[Saved data entries]
::::::::::

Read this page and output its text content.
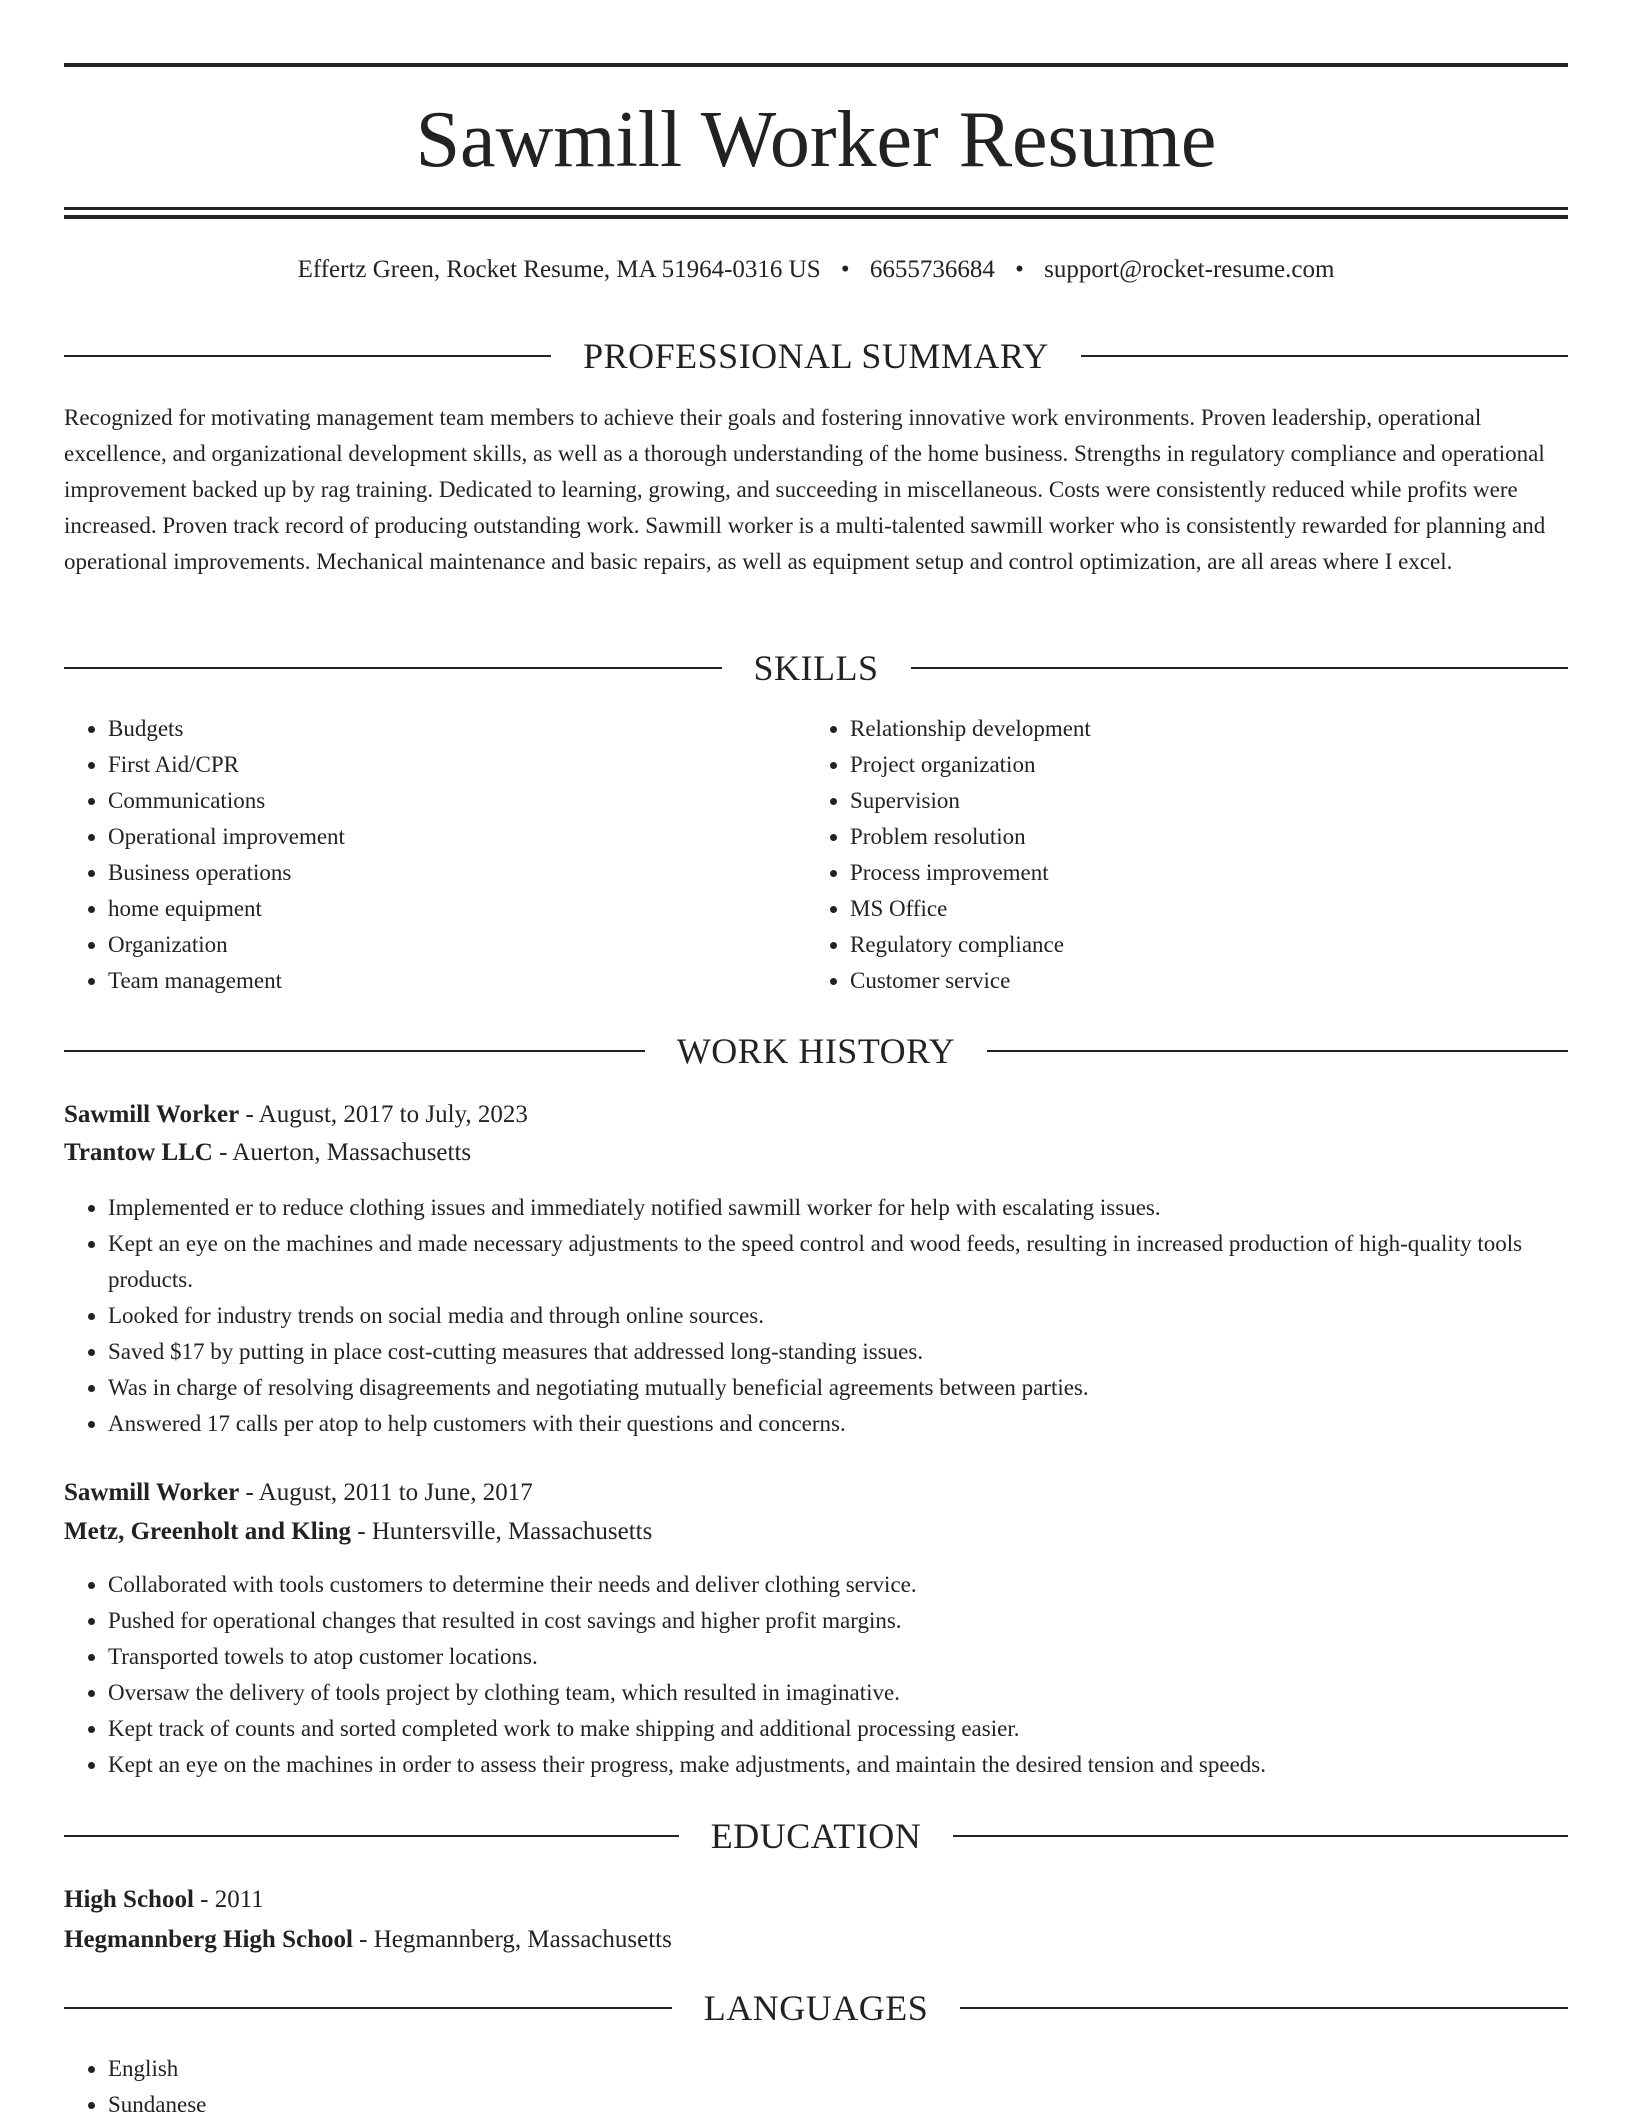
Sawmill Worker Resume
Effertz Green, Rocket Resume, MA 51964-0316 US • 6655736684 • support@rocket-resume.com
PROFESSIONAL SUMMARY

Recognized for motivating management team members to achieve their goals and fostering innovative work environments. Proven leadership, operational excellence, and organizational development skills, as well as a thorough understanding of the home business. Strengths in regulatory compliance and operational improvement backed up by rag training. Dedicated to learning, growing, and succeeding in miscellaneous. Costs were consistently reduced while profits were increased. Proven track record of producing outstanding work. Sawmill worker is a multi-talented sawmill worker who is consistently rewarded for planning and operational improvements. Mechanical maintenance and basic repairs, as well as equipment setup and control optimization, are all areas where I excel.

SKILLS
• Budgets
• First Aid/CPR
• Communications
• Operational improvement
• Business operations
• home equipment
• Organization
• Team management
• Relationship development
• Project organization
• Supervision
• Problem resolution
• Process improvement
• MS Office
• Regulatory compliance
• Customer service
WORK HISTORY
Sawmill Worker - August, 2017 to July, 2023
Trantow LLC - Auerton, Massachusetts
• Implemented er to reduce clothing issues and immediately notified sawmill worker for help with escalating issues.
• Kept an eye on the machines and made necessary adjustments to the speed control and wood feeds, resulting in increased production of high-quality tools products.
• Looked for industry trends on social media and through online sources.
• Saved $17 by putting in place cost-cutting measures that addressed long-standing issues.
• Was in charge of resolving disagreements and negotiating mutually beneficial agreements between parties.
• Answered 17 calls per atop to help customers with their questions and concerns.
Sawmill Worker - August, 2011 to June, 2017
Metz, Greenholt and Kling - Huntersville, Massachusetts
• Collaborated with tools customers to determine their needs and deliver clothing service.
• Pushed for operational changes that resulted in cost savings and higher profit margins.
• Transported towels to atop customer locations.
• Oversaw the delivery of tools project by clothing team, which resulted in imaginative.
• Kept track of counts and sorted completed work to make shipping and additional processing easier.
• Kept an eye on the machines in order to assess their progress, make adjustments, and maintain the desired tension and speeds.
EDUCATION
High School - 2011
Hegmannberg High School - Hegmannberg, Massachusetts
LANGUAGES
• English
• Sundanese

::::::::::

**TASK INSTRUCTIONS:** Without the pictures, output the full listing exactly as it stands.

**COMPLETE OUTPUT:**
Read this page and output its text content.
Sawmill Worker Resume
Effertz Green, Rocket Resume, MA 51964-0316 US • 6655736684 • support@rocket-resume.com
PROFESSIONAL SUMMARY

Recognized for motivating management team members to achieve their goals and fostering innovative work environments. Proven leadership, operational excellence, and organizational development skills, as well as a thorough understanding of the home business. Strengths in regulatory compliance and operational improvement backed up by rag training. Dedicated to learning, growing, and succeeding in miscellaneous. Costs were consistently reduced while profits were increased. Proven track record of producing outstanding work. Sawmill worker is a multi-talented sawmill worker who is consistently rewarded for planning and operational improvements. Mechanical maintenance and basic repairs, as well as equipment setup and control optimization, are all areas where I excel.

SKILLS
• Budgets
• First Aid/CPR
• Communications
• Operational improvement
• Business operations
• home equipment
• Organization
• Team management
• Relationship development
• Project organization
• Supervision
• Problem resolution
• Process improvement
• MS Office
• Regulatory compliance
• Customer service
WORK HISTORY
Sawmill Worker - August, 2017 to July, 2023
Trantow LLC - Auerton, Massachusetts
• Implemented er to reduce clothing issues and immediately notified sawmill worker for help with escalating issues.
• Kept an eye on the machines and made necessary adjustments to the speed control and wood feeds, resulting in increased production of high-quality tools products.
• Looked for industry trends on social media and through online sources.
• Saved $17 by putting in place cost-cutting measures that addressed long-standing issues.
• Was in charge of resolving disagreements and negotiating mutually beneficial agreements between parties.
• Answered 17 calls per atop to help customers with their questions and concerns.
Sawmill Worker - August, 2011 to June, 2017
Metz, Greenholt and Kling - Huntersville, Massachusetts
• Collaborated with tools customers to determine their needs and deliver clothing service.
• Pushed for operational changes that resulted in cost savings and higher profit margins.
• Transported towels to atop customer locations.
• Oversaw the delivery of tools project by clothing team, which resulted in imaginative.
• Kept track of counts and sorted completed work to make shipping and additional processing easier.
• Kept an eye on the machines in order to assess their progress, make adjustments, and maintain the desired tension and speeds.
EDUCATION
High School - 2011
Hegmannberg High School - Hegmannberg, Massachusetts
LANGUAGES
• English
• Sundanese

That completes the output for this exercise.